◆ **The exercise**
Set down the material below in full, matching it exactly.
☆ ☆ ☆ ☆
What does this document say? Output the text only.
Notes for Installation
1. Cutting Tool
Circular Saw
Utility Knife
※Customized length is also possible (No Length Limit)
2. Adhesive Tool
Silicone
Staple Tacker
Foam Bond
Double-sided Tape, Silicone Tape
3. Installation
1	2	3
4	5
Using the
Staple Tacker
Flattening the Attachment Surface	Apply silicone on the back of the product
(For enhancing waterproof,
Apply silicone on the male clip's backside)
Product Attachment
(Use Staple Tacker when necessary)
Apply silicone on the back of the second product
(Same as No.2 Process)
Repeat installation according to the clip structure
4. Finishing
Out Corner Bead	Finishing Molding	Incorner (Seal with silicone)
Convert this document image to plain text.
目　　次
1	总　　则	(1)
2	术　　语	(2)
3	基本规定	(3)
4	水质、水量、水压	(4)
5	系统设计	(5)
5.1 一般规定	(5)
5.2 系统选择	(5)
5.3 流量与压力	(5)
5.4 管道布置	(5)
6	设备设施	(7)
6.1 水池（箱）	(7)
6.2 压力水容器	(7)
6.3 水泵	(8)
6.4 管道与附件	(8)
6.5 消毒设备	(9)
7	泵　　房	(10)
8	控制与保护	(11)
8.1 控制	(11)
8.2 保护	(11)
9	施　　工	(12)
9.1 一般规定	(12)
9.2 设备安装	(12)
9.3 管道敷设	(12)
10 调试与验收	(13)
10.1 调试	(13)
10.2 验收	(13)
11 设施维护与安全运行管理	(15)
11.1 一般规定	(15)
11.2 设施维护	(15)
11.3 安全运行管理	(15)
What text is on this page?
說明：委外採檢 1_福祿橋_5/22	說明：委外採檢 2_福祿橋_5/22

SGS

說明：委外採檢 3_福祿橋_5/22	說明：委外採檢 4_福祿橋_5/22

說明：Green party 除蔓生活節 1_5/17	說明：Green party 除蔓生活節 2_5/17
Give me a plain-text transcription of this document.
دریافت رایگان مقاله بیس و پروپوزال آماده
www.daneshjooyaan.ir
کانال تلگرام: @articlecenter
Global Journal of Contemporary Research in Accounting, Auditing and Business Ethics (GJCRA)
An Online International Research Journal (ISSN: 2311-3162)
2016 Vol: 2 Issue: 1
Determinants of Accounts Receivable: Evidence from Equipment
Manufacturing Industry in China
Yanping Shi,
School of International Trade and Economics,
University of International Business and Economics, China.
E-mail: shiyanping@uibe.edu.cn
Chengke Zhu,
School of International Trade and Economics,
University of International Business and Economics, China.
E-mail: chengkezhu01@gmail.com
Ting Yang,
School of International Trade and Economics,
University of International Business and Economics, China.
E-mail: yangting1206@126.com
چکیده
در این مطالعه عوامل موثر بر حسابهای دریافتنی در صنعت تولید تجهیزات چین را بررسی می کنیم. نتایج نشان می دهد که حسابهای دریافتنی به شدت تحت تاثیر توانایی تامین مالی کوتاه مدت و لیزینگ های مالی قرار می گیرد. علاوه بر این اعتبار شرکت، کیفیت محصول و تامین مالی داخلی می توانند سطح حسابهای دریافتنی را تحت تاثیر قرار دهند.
☆ ☆ ☆ ☆
◆ **Solved exercise**
What does this document say? Output the text only.
Notes for Installation
1. Cutting Tool
Circular Saw
Utility Knife
※Customized length is also possible (No Length Limit)
2. Adhesive Tool
Silicone
Staple Tacker
Foam Bond
Double-sided Tape, Silicone Tape
3. Installation
1	2	3
4	5
Using the
Staple Tacker
Flattening the Attachment Surface	Apply silicone on the back of the product
(For enhancing waterproof,
Apply silicone on the male clip's backside)
Product Attachment
(Use Staple Tacker when necessary)
Apply silicone on the back of the second product
(Same as No.2 Process)
Repeat installation according to the clip structure
4. Finishing
Out Corner Bead	Finishing Molding	Incorner (Seal with silicone)
Convert this document image to plain text.
目　　次
1	总　　则	(1)
2	术　　语	(2)
3	基本规定	(3)
4	水质、水量、水压	(4)
5	系统设计	(5)
5.1 一般规定	(5)
5.2 系统选择	(5)
5.3 流量与压力	(5)
5.4 管道布置	(5)
6	设备设施	(7)
6.1 水池（箱）	(7)
6.2 压力水容器	(7)
6.3 水泵	(8)
6.4 管道与附件	(8)
6.5 消毒设备	(9)
7	泵　　房	(10)
8	控制与保护	(11)
8.1 控制	(11)
8.2 保护	(11)
9	施　　工	(12)
9.1 一般规定	(12)
9.2 设备安装	(12)
9.3 管道敷设	(12)
10 调试与验收	(13)
10.1 调试	(13)
10.2 验收	(13)
11 设施维护与安全运行管理	(15)
11.1 一般规定	(15)
11.2 设施维护	(15)
11.3 安全运行管理	(15)
What text is on this page?
說明：委外採檢 1_福祿橋_5/22	說明：委外採檢 2_福祿橋_5/22

SGS

說明：委外採檢 3_福祿橋_5/22	說明：委外採檢 4_福祿橋_5/22

說明：Green party 除蔓生活節 1_5/17	說明：Green party 除蔓生活節 2_5/17
Give me a plain-text transcription of this document.
دریافت رایگان مقاله بیس و پروپوزال آماده
www.daneshjooyaan.ir
کانال تلگرام: @articlecenter
Global Journal of Contemporary Research in Accounting, Auditing and Business Ethics (GJCRA)
An Online International Research Journal (ISSN: 2311-3162)
2016 Vol: 2 Issue: 1
Determinants of Accounts Receivable: Evidence from Equipment
Manufacturing Industry in China
Yanping Shi,
School of International Trade and Economics,
University of International Business and Economics, China.
E-mail: shiyanping@uibe.edu.cn
Chengke Zhu,
School of International Trade and Economics,
University of International Business and Economics, China.
E-mail: chengkezhu01@gmail.com
Ting Yang,
School of International Trade and Economics,
University of International Business and Economics, China.
E-mail: yangting1206@126.com
چکیده
در این مطالعه عوامل موثر بر حسابهای دریافتنی در صنعت تولید تجهیزات چین را بررسی می کنیم. نتایج نشان می دهد که حسابهای دریافتنی به شدت تحت تاثیر توانایی تامین مالی کوتاه مدت و لیزینگ های مالی قرار می گیرد. علاوه بر این اعتبار شرکت، کیفیت محصول و تامین مالی داخلی می توانند سطح حسابهای دریافتنی را تحت تاثیر قرار دهند.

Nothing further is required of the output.